• **Aim of the exercise**
Set the listing down unchanged, minus every embedded image.

• **Source records**
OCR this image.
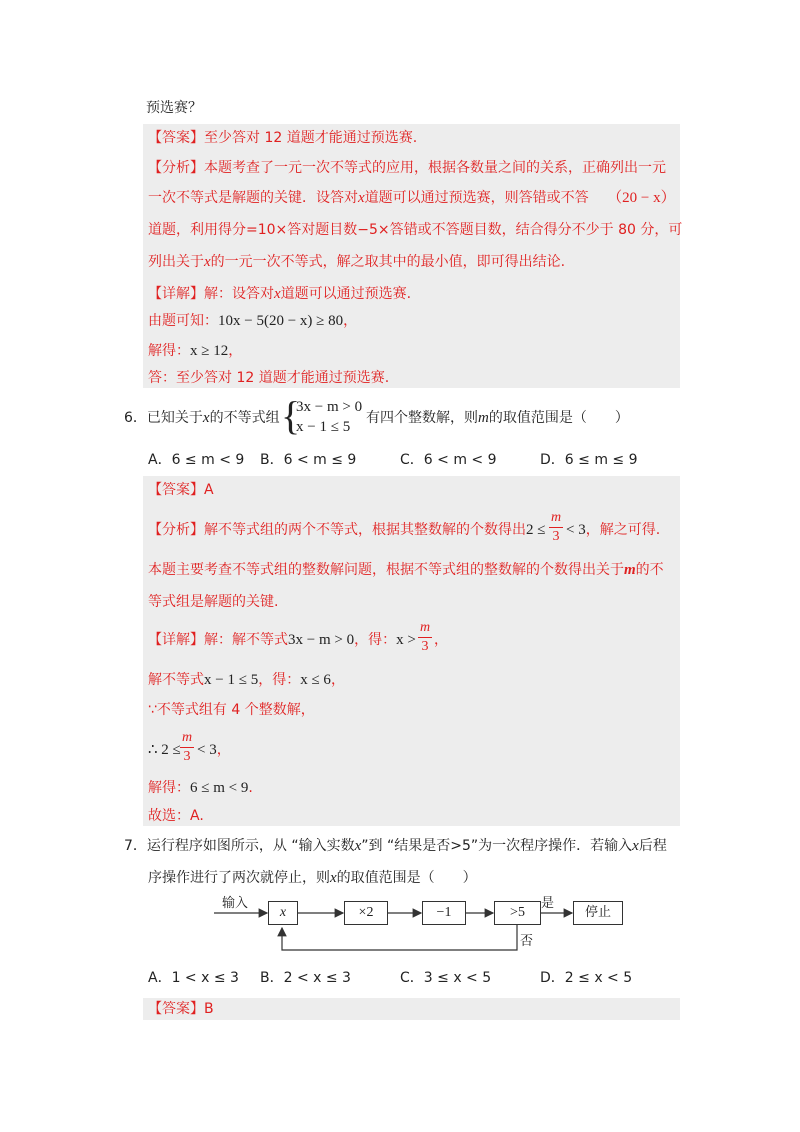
预选赛？
【答案】至少答对 12 道题才能通过预选赛.
【分析】本题考查了一元一次不等式的应用，根据各数量之间的关系，正确列出一元
一次不等式是解题的关键．设答对x道题可以通过预选赛，则答错或不答 （20 − x）
道题，利用得分=10×答对题目数−5×答错或不答题目数，结合得分不少于 80 分，可
列出关于x的一元一次不等式，解之取其中的最小值，即可得出结论.
【详解】解：设答对x道题可以通过预选赛.
由题可知：10x − 5(20 − x) ≥ 80，
解得：x ≥ 12，
答：至少答对 12 道题才能通过预选赛.
6．已知关于x的不等式组 {
3x − m > 0
x − 1 ≤ 5
有四个整数解，则m的取值范围是（　　）
A．6 ≤ m < 9 B．6 < m ≤ 9	C．6 < m < 9	D．6 ≤ m ≤ 9
【答案】A
【分析】解不等式组的两个不等式，根据其整数解的个数得出2 ≤
m
3 < 3，解之可得.
本题主要考查不等式组的整数解问题，根据不等式组的整数解的个数得出关于m的不
等式组是解题的关键.
【详解】解：解不等式3x − m > 0，得：x >
m
3 ，
解不等式x − 1 ≤ 5，得：x ≤ 6，
∵不等式组有 4 个整数解，
∴ 2 ≤
m
3 < 3，
解得：6 ≤ m < 9.
故选：A.
7．运行程序如图所示，从 “输入实数x”到 “结果是否>5”为一次程序操作．若输入x后程
序操作进行了两次就停止，则x的取值范围是（　　）
输入
x	×2	−1	>5
是
否
停止
A．1 < x ≤ 3 B．2 < x ≤ 3	C．3 ≤ x < 5	D．2 ≤ x < 5
【答案】B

• **Correct output**
OCR this image.
预选赛？
【答案】至少答对 12 道题才能通过预选赛.
【分析】本题考查了一元一次不等式的应用，根据各数量之间的关系，正确列出一元
一次不等式是解题的关键．设答对x道题可以通过预选赛，则答错或不答 （20 − x）
道题，利用得分=10×答对题目数−5×答错或不答题目数，结合得分不少于 80 分，可
列出关于x的一元一次不等式，解之取其中的最小值，即可得出结论.
【详解】解：设答对x道题可以通过预选赛.
由题可知：10x − 5(20 − x) ≥ 80，
解得：x ≥ 12，
答：至少答对 12 道题才能通过预选赛.
6．已知关于x的不等式组 {
3x − m > 0
x − 1 ≤ 5
有四个整数解，则m的取值范围是（　　）
A．6 ≤ m < 9 B．6 < m ≤ 9	C．6 < m < 9	D．6 ≤ m ≤ 9
【答案】A
【分析】解不等式组的两个不等式，根据其整数解的个数得出2 ≤
m
3 < 3，解之可得.
本题主要考查不等式组的整数解问题，根据不等式组的整数解的个数得出关于m的不
等式组是解题的关键.
【详解】解：解不等式3x − m > 0，得：x >
m
3 ，
解不等式x − 1 ≤ 5，得：x ≤ 6，
∵不等式组有 4 个整数解，
∴ 2 ≤
m
3 < 3，
解得：6 ≤ m < 9.
故选：A.
7．运行程序如图所示，从 “输入实数x”到 “结果是否>5”为一次程序操作．若输入x后程
序操作进行了两次就停止，则x的取值范围是（　　）
输入
x	×2	−1	>5
是
否
停止
A．1 < x ≤ 3 B．2 < x ≤ 3	C．3 ≤ x < 5	D．2 ≤ x < 5
【答案】B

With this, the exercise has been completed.